§ **Extracts from a graphics dataset**:
++++
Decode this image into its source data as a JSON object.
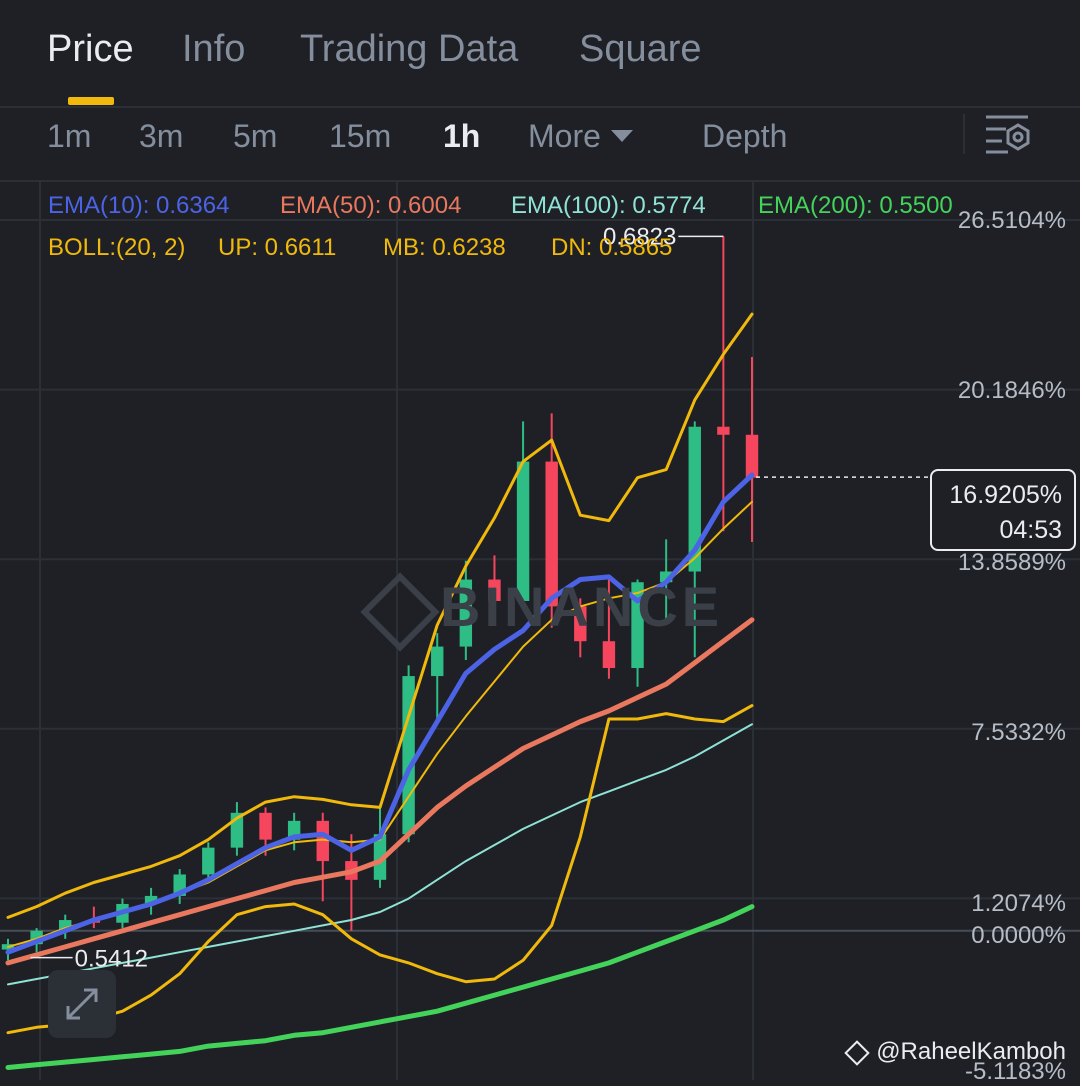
{
  "tabs": [
    {
      "label": "Price",
      "active": true
    },
    {
      "label": "Info",
      "active": false
    },
    {
      "label": "Trading Data",
      "active": false
    },
    {
      "label": "Square",
      "active": false
    }
  ],
  "intervals": [
    {
      "label": "1m",
      "active": false
    },
    {
      "label": "3m",
      "active": false
    },
    {
      "label": "5m",
      "active": false
    },
    {
      "label": "15m",
      "active": false
    },
    {
      "label": "1h",
      "active": true
    },
    {
      "label": "More",
      "active": false
    },
    {
      "label": "Depth",
      "active": false
    }
  ],
  "icons": {
    "more_dropdown": "chevron-down-icon",
    "settings": "chart-settings-icon",
    "zoom": "expand-arrows-icon",
    "brand": "binance-diamond-icon"
  },
  "indicators": {
    "ema10": "EMA(10): 0.6364",
    "ema50": "EMA(50): 0.6004",
    "ema100": "EMA(100): 0.5774",
    "ema200": "EMA(200): 0.5500",
    "boll": "BOLL:(20, 2)",
    "up": "UP: 0.6611",
    "mb": "MB: 0.6238",
    "dn": "DN: 0.5865"
  },
  "colors": {
    "ema10": "#4c63e6",
    "ema50": "#e9785e",
    "ema100": "#8ee3d4",
    "ema200": "#44d35a",
    "boll": "#f0b90b",
    "up_candle": "#2ebd85",
    "down_candle": "#f6465d",
    "background": "#1e2026"
  },
  "y_axis_labels": [
    "26.5104%",
    "20.1846%",
    "13.8589%",
    "7.5332%",
    "1.2074%",
    "0.0000%",
    "-5.1183%"
  ],
  "current": {
    "percent": "16.9205%",
    "countdown": "04:53"
  },
  "annotations": {
    "high": "0.6823",
    "low": "0.5412"
  },
  "brand_watermark": "BINANCE",
  "credit": "@RaheelKamboh",
  "chart_data": {
    "type": "candlestick",
    "y_unit": "percent change",
    "ylim": [
      -5.1183,
      26.5104
    ],
    "series": [
      {
        "name": "EMA(10)",
        "values": [
          -0.8,
          -0.4,
          0.0,
          0.4,
          0.7,
          1.0,
          1.4,
          1.9,
          2.5,
          3.1,
          3.5,
          3.6,
          3.0,
          3.5,
          6.0,
          7.8,
          9.6,
          10.5,
          11.2,
          12.4,
          13.1,
          13.2,
          12.3,
          13.0,
          14.2,
          16.0,
          17.0
        ]
      },
      {
        "name": "EMA(50)",
        "values": [
          -1.2,
          -0.9,
          -0.6,
          -0.3,
          0.0,
          0.3,
          0.6,
          0.9,
          1.2,
          1.5,
          1.8,
          2.0,
          2.2,
          2.6,
          3.6,
          4.6,
          5.4,
          6.1,
          6.8,
          7.3,
          7.8,
          8.2,
          8.7,
          9.2,
          10.0,
          10.8,
          11.6
        ]
      },
      {
        "name": "EMA(100)",
        "values": [
          -2.0,
          -1.8,
          -1.6,
          -1.4,
          -1.2,
          -1.0,
          -0.8,
          -0.6,
          -0.4,
          -0.2,
          0.0,
          0.2,
          0.4,
          0.7,
          1.2,
          1.9,
          2.6,
          3.2,
          3.8,
          4.3,
          4.8,
          5.2,
          5.6,
          6.0,
          6.5,
          7.1,
          7.7
        ]
      },
      {
        "name": "EMA(200)",
        "values": [
          -5.1,
          -5.0,
          -4.9,
          -4.8,
          -4.7,
          -4.6,
          -4.5,
          -4.3,
          -4.2,
          -4.1,
          -3.9,
          -3.8,
          -3.6,
          -3.4,
          -3.2,
          -3.0,
          -2.7,
          -2.4,
          -2.1,
          -1.8,
          -1.5,
          -1.2,
          -0.8,
          -0.4,
          0.0,
          0.4,
          0.9
        ]
      },
      {
        "name": "UP",
        "values": [
          0.5,
          0.9,
          1.4,
          1.8,
          2.1,
          2.4,
          2.8,
          3.4,
          4.2,
          4.8,
          5.0,
          4.9,
          4.7,
          4.6,
          8.0,
          11.4,
          13.6,
          15.4,
          17.5,
          18.3,
          15.5,
          15.3,
          16.9,
          17.2,
          19.8,
          21.5,
          23.0
        ]
      },
      {
        "name": "MB",
        "values": [
          -0.6,
          -0.3,
          0.1,
          0.4,
          0.7,
          1.0,
          1.4,
          1.8,
          2.4,
          3.0,
          3.3,
          3.4,
          3.3,
          3.4,
          5.0,
          6.6,
          8.0,
          9.3,
          10.6,
          11.6,
          12.1,
          12.4,
          12.6,
          13.0,
          13.9,
          15.0,
          16.0
        ]
      },
      {
        "name": "DN",
        "values": [
          -3.8,
          -3.6,
          -3.5,
          -3.3,
          -3.0,
          -2.4,
          -1.6,
          -0.4,
          0.6,
          0.9,
          1.0,
          0.6,
          -0.3,
          -0.9,
          -1.2,
          -1.6,
          -1.9,
          -1.8,
          -1.1,
          0.2,
          3.5,
          7.9,
          7.9,
          8.1,
          7.9,
          7.8,
          8.4
        ]
      }
    ],
    "candles": [
      {
        "o": -0.7,
        "h": -0.3,
        "l": -1.1,
        "c": -0.5
      },
      {
        "o": -0.5,
        "h": 0.1,
        "l": -0.8,
        "c": 0.0
      },
      {
        "o": 0.0,
        "h": 0.6,
        "l": -0.3,
        "c": 0.4
      },
      {
        "o": 0.4,
        "h": 0.9,
        "l": 0.1,
        "c": 0.3
      },
      {
        "o": 0.3,
        "h": 1.2,
        "l": 0.1,
        "c": 1.0
      },
      {
        "o": 1.0,
        "h": 1.6,
        "l": 0.6,
        "c": 1.3
      },
      {
        "o": 1.3,
        "h": 2.3,
        "l": 1.0,
        "c": 2.1
      },
      {
        "o": 2.1,
        "h": 3.3,
        "l": 1.8,
        "c": 3.1
      },
      {
        "o": 3.1,
        "h": 4.8,
        "l": 2.8,
        "c": 4.4
      },
      {
        "o": 4.4,
        "h": 4.6,
        "l": 2.8,
        "c": 3.4
      },
      {
        "o": 3.4,
        "h": 4.4,
        "l": 3.0,
        "c": 4.1
      },
      {
        "o": 4.1,
        "h": 4.4,
        "l": 1.1,
        "c": 2.6
      },
      {
        "o": 2.6,
        "h": 3.6,
        "l": 0.0,
        "c": 1.9
      },
      {
        "o": 1.9,
        "h": 4.6,
        "l": 1.6,
        "c": 3.6
      },
      {
        "o": 3.6,
        "h": 9.9,
        "l": 3.3,
        "c": 9.5
      },
      {
        "o": 9.5,
        "h": 11.1,
        "l": 7.9,
        "c": 10.6
      },
      {
        "o": 10.6,
        "h": 13.8,
        "l": 10.1,
        "c": 13.1
      },
      {
        "o": 13.1,
        "h": 14.0,
        "l": 11.5,
        "c": 12.3
      },
      {
        "o": 12.3,
        "h": 19.0,
        "l": 12.0,
        "c": 17.5
      },
      {
        "o": 17.5,
        "h": 19.3,
        "l": 11.3,
        "c": 12.1
      },
      {
        "o": 12.1,
        "h": 12.4,
        "l": 10.2,
        "c": 10.8
      },
      {
        "o": 10.8,
        "h": 13.1,
        "l": 9.4,
        "c": 9.8
      },
      {
        "o": 9.8,
        "h": 13.1,
        "l": 9.1,
        "c": 13.0
      },
      {
        "o": 13.0,
        "h": 14.6,
        "l": 11.6,
        "c": 13.4
      },
      {
        "o": 13.4,
        "h": 19.0,
        "l": 10.2,
        "c": 18.8
      },
      {
        "o": 18.8,
        "h": 25.9,
        "l": 14.9,
        "c": 18.5
      },
      {
        "o": 18.5,
        "h": 21.4,
        "l": 14.5,
        "c": 16.9
      }
    ],
    "current_value": 16.9205,
    "high_label": "0.6823",
    "low_label": "0.5412"
  }
}
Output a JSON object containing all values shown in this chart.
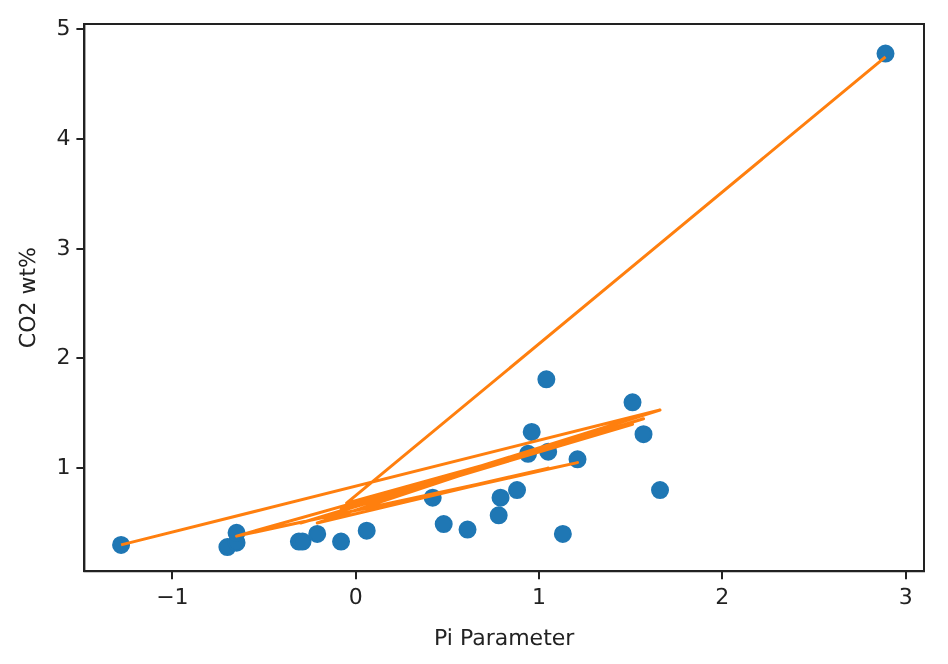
{
  "chart_data": {
    "type": "scatter",
    "xlabel": "Pi Parameter",
    "ylabel": "CO2 wt%",
    "xlim": [
      -1.48,
      3.1
    ],
    "ylim": [
      0.06,
      5.05
    ],
    "xticks": [
      {
        "value": -1,
        "label": "−1"
      },
      0,
      1,
      2,
      3
    ],
    "yticks": [
      1,
      2,
      3,
      4,
      5
    ],
    "grid": false,
    "legend": false,
    "marker": "circle",
    "series": [
      {
        "color": "#1f77b4",
        "x": [
          -1.28,
          -0.7,
          -0.65,
          -0.65,
          -0.31,
          -0.29,
          -0.21,
          -0.08,
          0.06,
          0.42,
          0.48,
          0.61,
          0.78,
          0.79,
          0.88,
          0.94,
          0.96,
          1.04,
          1.05,
          1.13,
          1.21,
          1.51,
          1.57,
          1.66,
          2.89
        ],
        "values": [
          0.3,
          0.28,
          0.32,
          0.41,
          0.33,
          0.33,
          0.4,
          0.33,
          0.43,
          0.73,
          0.49,
          0.44,
          0.57,
          0.73,
          0.8,
          1.13,
          1.33,
          1.81,
          1.15,
          0.4,
          1.08,
          1.6,
          1.31,
          0.8,
          4.78
        ]
      },
      {
        "type": "line",
        "marker": "none",
        "color": "#ff7f0e",
        "x": [
          -1.28,
          1.66,
          -0.08,
          1.57,
          -0.3,
          1.51,
          -0.65,
          1.21,
          0.06,
          1.05,
          -0.21,
          0.96,
          -0.05,
          2.89
        ],
        "values": [
          0.3,
          1.53,
          0.62,
          1.45,
          0.5,
          1.4,
          0.38,
          1.05,
          0.62,
          1.0,
          0.5,
          1.15,
          0.68,
          4.75
        ]
      }
    ]
  }
}
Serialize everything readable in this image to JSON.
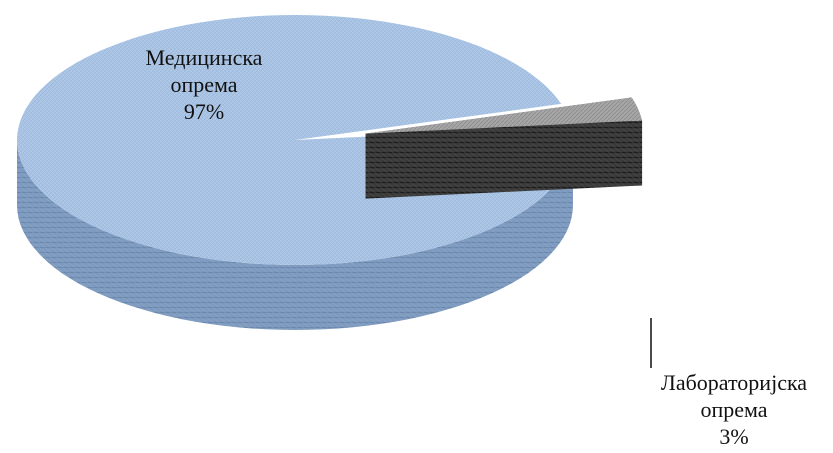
{
  "chart_data": {
    "type": "pie",
    "style": "3d-exploded",
    "title": "",
    "slices": [
      {
        "label_line1": "Медицинска",
        "label_line2": "опрема",
        "value": 97,
        "value_label": "97%",
        "color": "#a9c4e4",
        "side_color": "#7f9cc0"
      },
      {
        "label_line1": "Лабораторијска",
        "label_line2": "опрема",
        "value": 3,
        "value_label": "3%",
        "color": "#a6a6a6",
        "side_color": "#3c3c3c"
      }
    ],
    "legend": "none",
    "labels_outside": true
  }
}
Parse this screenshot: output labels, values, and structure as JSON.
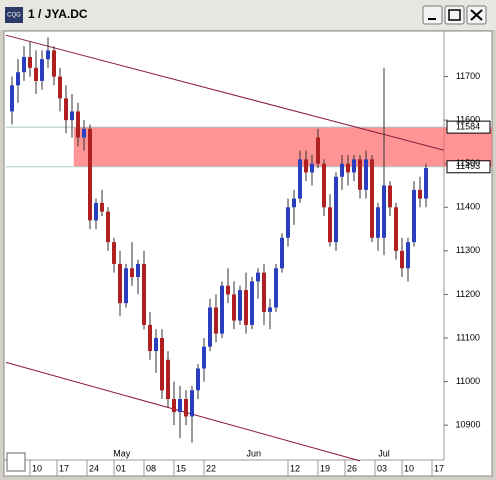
{
  "window_title": "1 / JYA.DC",
  "app_icon": "CQG",
  "chart_data": {
    "type": "candlestick",
    "up_color": "#2a3fbf",
    "down_color": "#b02020",
    "wick_color": "#333333",
    "xlim": [
      0,
      73
    ],
    "ylim": [
      10820,
      11800
    ],
    "yticks": [
      10900,
      11000,
      11100,
      11200,
      11300,
      11400,
      11500,
      11600,
      11700
    ],
    "xticks": [
      {
        "value": 4,
        "label": "10"
      },
      {
        "value": 8.5,
        "label": "17"
      },
      {
        "value": 13.5,
        "label": "24"
      },
      {
        "value": 18,
        "label": "01"
      },
      {
        "value": 23,
        "label": "08"
      },
      {
        "value": 28,
        "label": "15"
      },
      {
        "value": 33,
        "label": "22"
      },
      {
        "value": 47,
        "label": "12"
      },
      {
        "value": 52,
        "label": "19"
      },
      {
        "value": 56.5,
        "label": "26"
      },
      {
        "value": 61.5,
        "label": "03"
      },
      {
        "value": 66,
        "label": "10"
      },
      {
        "value": 71,
        "label": "17"
      }
    ],
    "month_ticks": [
      {
        "value": 19.3,
        "label": "May"
      },
      {
        "value": 41.3,
        "label": "Jun"
      },
      {
        "value": 63,
        "label": "Jul"
      }
    ],
    "price_markers": [
      11584,
      11493
    ],
    "band": {
      "x0": 11.3,
      "y": [
        11493,
        11584
      ],
      "color": "#ff6666"
    },
    "trendlines": [
      {
        "color": "#8b1a3a",
        "x": [
          0,
          73
        ],
        "y": [
          11795,
          11531
        ]
      },
      {
        "color": "#8b1a3a",
        "x": [
          0,
          59
        ],
        "y": [
          11044,
          10818
        ]
      }
    ],
    "x": [
      1,
      2,
      3,
      4,
      5,
      6,
      7,
      8,
      9,
      10,
      11,
      12,
      13,
      14,
      15,
      16,
      17,
      18,
      19,
      20,
      21,
      22,
      23,
      24,
      25,
      26,
      27,
      28,
      29,
      30,
      31,
      32,
      33,
      34,
      35,
      36,
      37,
      38,
      39,
      40,
      41,
      42,
      43,
      44,
      45,
      46,
      47,
      48,
      49,
      50,
      51,
      52,
      53,
      54,
      55,
      56,
      57,
      58,
      59,
      60,
      61,
      62,
      63,
      64,
      65,
      66,
      67,
      68,
      69,
      70
    ],
    "open": [
      11620,
      11680,
      11710,
      11745,
      11720,
      11690,
      11740,
      11760,
      11700,
      11650,
      11600,
      11620,
      11560,
      11580,
      11370,
      11410,
      11390,
      11320,
      11270,
      11180,
      11260,
      11240,
      11270,
      11130,
      11070,
      11100,
      11050,
      10960,
      10930,
      10960,
      10920,
      10980,
      11030,
      11080,
      11170,
      11110,
      11220,
      11200,
      11140,
      11210,
      11130,
      11230,
      11250,
      11160,
      11170,
      11260,
      11330,
      11400,
      11420,
      11510,
      11480,
      11560,
      11500,
      11400,
      11320,
      11470,
      11500,
      11480,
      11510,
      11440,
      11510,
      11330,
      11330,
      11450,
      11400,
      11300,
      11260,
      11320,
      11440,
      11420
    ],
    "high": [
      11700,
      11740,
      11770,
      11780,
      11760,
      11760,
      11790,
      11770,
      11720,
      11680,
      11660,
      11640,
      11600,
      11590,
      11420,
      11440,
      11400,
      11330,
      11300,
      11270,
      11320,
      11280,
      11300,
      11160,
      11120,
      11120,
      11070,
      11000,
      10990,
      10980,
      10990,
      11040,
      11100,
      11190,
      11200,
      11230,
      11260,
      11230,
      11220,
      11250,
      11240,
      11260,
      11270,
      11190,
      11270,
      11340,
      11420,
      11440,
      11530,
      11530,
      11520,
      11580,
      11510,
      11430,
      11480,
      11520,
      11520,
      11520,
      11520,
      11530,
      11520,
      11410,
      11720,
      11460,
      11410,
      11330,
      11330,
      11460,
      11470,
      11500
    ],
    "low": [
      11590,
      11640,
      11690,
      11700,
      11660,
      11670,
      11720,
      11680,
      11620,
      11570,
      11560,
      11540,
      11530,
      11350,
      11350,
      11380,
      11300,
      11250,
      11150,
      11170,
      11220,
      11200,
      11120,
      11050,
      11020,
      10960,
      10940,
      10900,
      10870,
      10900,
      10860,
      10960,
      11000,
      11070,
      11090,
      11100,
      11180,
      11120,
      11130,
      11110,
      11120,
      11190,
      11130,
      11120,
      11160,
      11250,
      11310,
      11360,
      11410,
      11460,
      11450,
      11490,
      11380,
      11310,
      11300,
      11440,
      11450,
      11460,
      11420,
      11420,
      11320,
      11300,
      11290,
      11380,
      11280,
      11240,
      11230,
      11310,
      11400,
      11400
    ],
    "close": [
      11680,
      11710,
      11745,
      11720,
      11690,
      11740,
      11760,
      11700,
      11650,
      11600,
      11620,
      11560,
      11580,
      11370,
      11410,
      11390,
      11320,
      11270,
      11180,
      11260,
      11240,
      11270,
      11130,
      11070,
      11100,
      10980,
      10960,
      10930,
      10960,
      10920,
      10980,
      11030,
      11080,
      11170,
      11110,
      11220,
      11200,
      11140,
      11210,
      11130,
      11230,
      11250,
      11160,
      11170,
      11260,
      11330,
      11400,
      11420,
      11510,
      11480,
      11500,
      11500,
      11400,
      11320,
      11470,
      11500,
      11480,
      11510,
      11440,
      11510,
      11330,
      11400,
      11450,
      11400,
      11300,
      11260,
      11320,
      11440,
      11420,
      11490
    ]
  }
}
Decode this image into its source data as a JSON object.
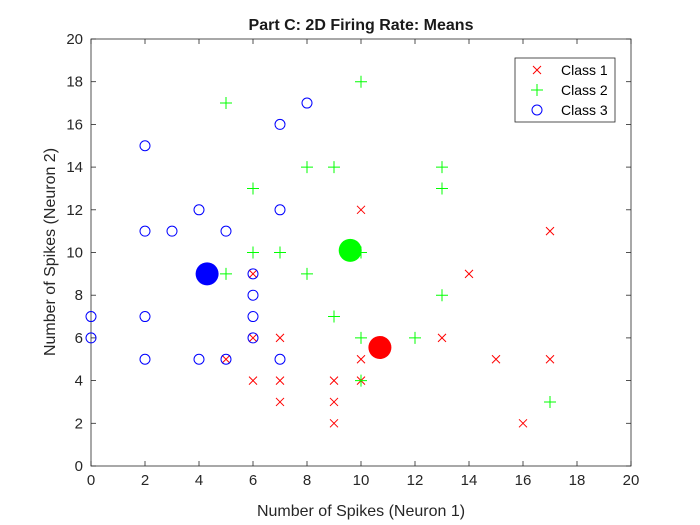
{
  "chart_data": {
    "type": "scatter",
    "title": "Part C: 2D Firing Rate: Means",
    "xlabel": "Number of Spikes (Neuron 1)",
    "ylabel": "Number of Spikes (Neuron 2)",
    "xlim": [
      0,
      20
    ],
    "ylim": [
      0,
      20
    ],
    "xticks": [
      0,
      2,
      4,
      6,
      8,
      10,
      12,
      14,
      16,
      18,
      20
    ],
    "yticks": [
      0,
      2,
      4,
      6,
      8,
      10,
      12,
      14,
      16,
      18,
      20
    ],
    "grid": false,
    "legend_position": "top-right",
    "series": [
      {
        "name": "Class 1",
        "marker": "x",
        "color": "#ff0000",
        "points": [
          [
            10,
            12
          ],
          [
            17,
            11
          ],
          [
            6,
            9
          ],
          [
            14,
            9
          ],
          [
            7,
            6
          ],
          [
            13,
            6
          ],
          [
            6,
            6
          ],
          [
            5,
            5
          ],
          [
            10,
            5
          ],
          [
            15,
            5
          ],
          [
            17,
            5
          ],
          [
            6,
            4
          ],
          [
            7,
            4
          ],
          [
            9,
            4
          ],
          [
            10,
            4
          ],
          [
            7,
            3
          ],
          [
            9,
            3
          ],
          [
            9,
            2
          ],
          [
            16,
            2
          ]
        ]
      },
      {
        "name": "Class 2",
        "marker": "+",
        "color": "#00ff00",
        "points": [
          [
            10,
            18
          ],
          [
            5,
            17
          ],
          [
            8,
            14
          ],
          [
            9,
            14
          ],
          [
            13,
            14
          ],
          [
            6,
            13
          ],
          [
            13,
            13
          ],
          [
            6,
            10
          ],
          [
            7,
            10
          ],
          [
            10,
            10
          ],
          [
            5,
            9
          ],
          [
            8,
            9
          ],
          [
            13,
            8
          ],
          [
            9,
            7
          ],
          [
            10,
            6
          ],
          [
            12,
            6
          ],
          [
            10,
            4
          ],
          [
            17,
            3
          ]
        ]
      },
      {
        "name": "Class 3",
        "marker": "o",
        "color": "#0000ff",
        "points": [
          [
            8,
            17
          ],
          [
            7,
            16
          ],
          [
            2,
            15
          ],
          [
            4,
            12
          ],
          [
            7,
            12
          ],
          [
            2,
            11
          ],
          [
            3,
            11
          ],
          [
            5,
            11
          ],
          [
            6,
            9
          ],
          [
            6,
            8
          ],
          [
            0,
            7
          ],
          [
            2,
            7
          ],
          [
            6,
            7
          ],
          [
            0,
            6
          ],
          [
            6,
            6
          ],
          [
            2,
            5
          ],
          [
            4,
            5
          ],
          [
            5,
            5
          ],
          [
            7,
            5
          ]
        ]
      }
    ],
    "means": [
      {
        "class": "Class 1",
        "color": "#ff0000",
        "x": 10.7,
        "y": 5.55
      },
      {
        "class": "Class 2",
        "color": "#00ff00",
        "x": 9.6,
        "y": 10.1
      },
      {
        "class": "Class 3",
        "color": "#0000ff",
        "x": 4.3,
        "y": 9.0
      }
    ]
  }
}
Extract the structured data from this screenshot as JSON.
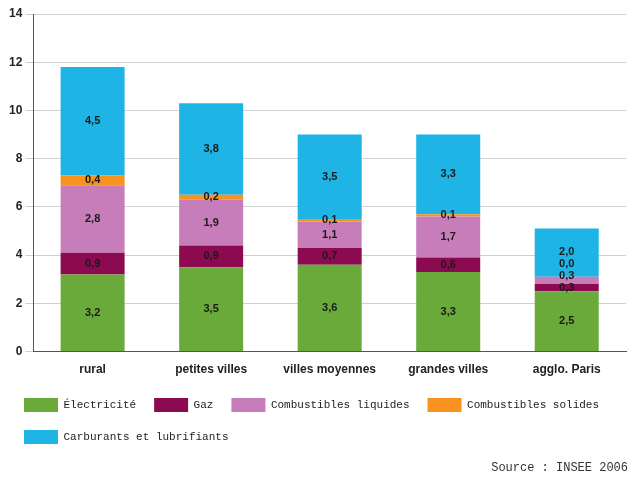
++++
§ **What to work on**: Locate each line containing the string "screenshot" and show it.

§ **Result**:
Parse this screenshot: output labels, values, and structure as JSON.
Extract the structured data from this screenshot as JSON.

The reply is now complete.